▸ Do this
The records below must be written out exactly, with every picture left behind.

*** Material to process

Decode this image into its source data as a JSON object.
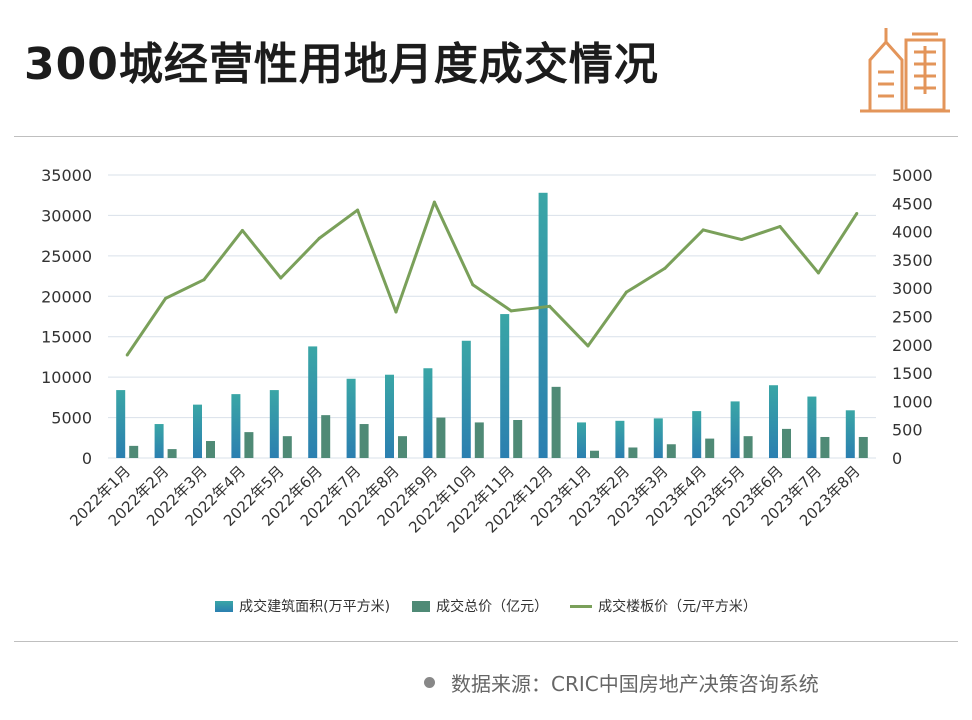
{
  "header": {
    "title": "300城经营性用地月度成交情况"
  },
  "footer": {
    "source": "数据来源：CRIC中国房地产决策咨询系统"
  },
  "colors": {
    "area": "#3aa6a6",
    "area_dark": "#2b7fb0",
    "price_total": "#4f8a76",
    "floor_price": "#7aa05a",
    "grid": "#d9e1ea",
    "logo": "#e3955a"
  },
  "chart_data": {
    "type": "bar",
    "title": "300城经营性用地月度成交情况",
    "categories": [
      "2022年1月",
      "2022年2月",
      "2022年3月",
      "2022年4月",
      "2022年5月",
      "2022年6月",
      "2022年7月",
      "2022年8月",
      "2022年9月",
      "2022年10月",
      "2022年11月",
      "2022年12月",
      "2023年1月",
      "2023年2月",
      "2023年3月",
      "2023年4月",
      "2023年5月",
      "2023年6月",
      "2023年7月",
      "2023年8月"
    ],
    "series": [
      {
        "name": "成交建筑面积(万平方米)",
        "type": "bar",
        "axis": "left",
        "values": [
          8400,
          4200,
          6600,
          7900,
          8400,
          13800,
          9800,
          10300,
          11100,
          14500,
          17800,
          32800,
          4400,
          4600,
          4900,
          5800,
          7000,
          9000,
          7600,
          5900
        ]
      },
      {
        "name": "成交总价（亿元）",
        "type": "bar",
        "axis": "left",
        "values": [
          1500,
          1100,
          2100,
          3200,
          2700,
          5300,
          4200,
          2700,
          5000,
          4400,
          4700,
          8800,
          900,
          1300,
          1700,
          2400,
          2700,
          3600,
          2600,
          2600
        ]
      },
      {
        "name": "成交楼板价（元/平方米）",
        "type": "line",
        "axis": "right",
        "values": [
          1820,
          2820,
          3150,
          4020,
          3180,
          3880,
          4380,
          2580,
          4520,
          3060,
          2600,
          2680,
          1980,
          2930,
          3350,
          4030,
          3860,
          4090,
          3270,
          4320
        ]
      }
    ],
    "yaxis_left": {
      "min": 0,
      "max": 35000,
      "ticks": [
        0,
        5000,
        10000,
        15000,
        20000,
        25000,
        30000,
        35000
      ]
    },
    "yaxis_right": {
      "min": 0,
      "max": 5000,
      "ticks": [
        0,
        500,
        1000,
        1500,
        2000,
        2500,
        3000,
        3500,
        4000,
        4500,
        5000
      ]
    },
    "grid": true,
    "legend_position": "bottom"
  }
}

******

▸ Final answer
Decode this image into its source data as a JSON object.
{
  "header": {
    "title": "300城经营性用地月度成交情况"
  },
  "footer": {
    "source": "数据来源：CRIC中国房地产决策咨询系统"
  },
  "colors": {
    "area": "#3aa6a6",
    "area_dark": "#2b7fb0",
    "price_total": "#4f8a76",
    "floor_price": "#7aa05a",
    "grid": "#d9e1ea",
    "logo": "#e3955a"
  },
  "chart_data": {
    "type": "bar",
    "title": "300城经营性用地月度成交情况",
    "categories": [
      "2022年1月",
      "2022年2月",
      "2022年3月",
      "2022年4月",
      "2022年5月",
      "2022年6月",
      "2022年7月",
      "2022年8月",
      "2022年9月",
      "2022年10月",
      "2022年11月",
      "2022年12月",
      "2023年1月",
      "2023年2月",
      "2023年3月",
      "2023年4月",
      "2023年5月",
      "2023年6月",
      "2023年7月",
      "2023年8月"
    ],
    "series": [
      {
        "name": "成交建筑面积(万平方米)",
        "type": "bar",
        "axis": "left",
        "values": [
          8400,
          4200,
          6600,
          7900,
          8400,
          13800,
          9800,
          10300,
          11100,
          14500,
          17800,
          32800,
          4400,
          4600,
          4900,
          5800,
          7000,
          9000,
          7600,
          5900
        ]
      },
      {
        "name": "成交总价（亿元）",
        "type": "bar",
        "axis": "left",
        "values": [
          1500,
          1100,
          2100,
          3200,
          2700,
          5300,
          4200,
          2700,
          5000,
          4400,
          4700,
          8800,
          900,
          1300,
          1700,
          2400,
          2700,
          3600,
          2600,
          2600
        ]
      },
      {
        "name": "成交楼板价（元/平方米）",
        "type": "line",
        "axis": "right",
        "values": [
          1820,
          2820,
          3150,
          4020,
          3180,
          3880,
          4380,
          2580,
          4520,
          3060,
          2600,
          2680,
          1980,
          2930,
          3350,
          4030,
          3860,
          4090,
          3270,
          4320
        ]
      }
    ],
    "yaxis_left": {
      "min": 0,
      "max": 35000,
      "ticks": [
        0,
        5000,
        10000,
        15000,
        20000,
        25000,
        30000,
        35000
      ]
    },
    "yaxis_right": {
      "min": 0,
      "max": 5000,
      "ticks": [
        0,
        500,
        1000,
        1500,
        2000,
        2500,
        3000,
        3500,
        4000,
        4500,
        5000
      ]
    },
    "grid": true,
    "legend_position": "bottom"
  }
}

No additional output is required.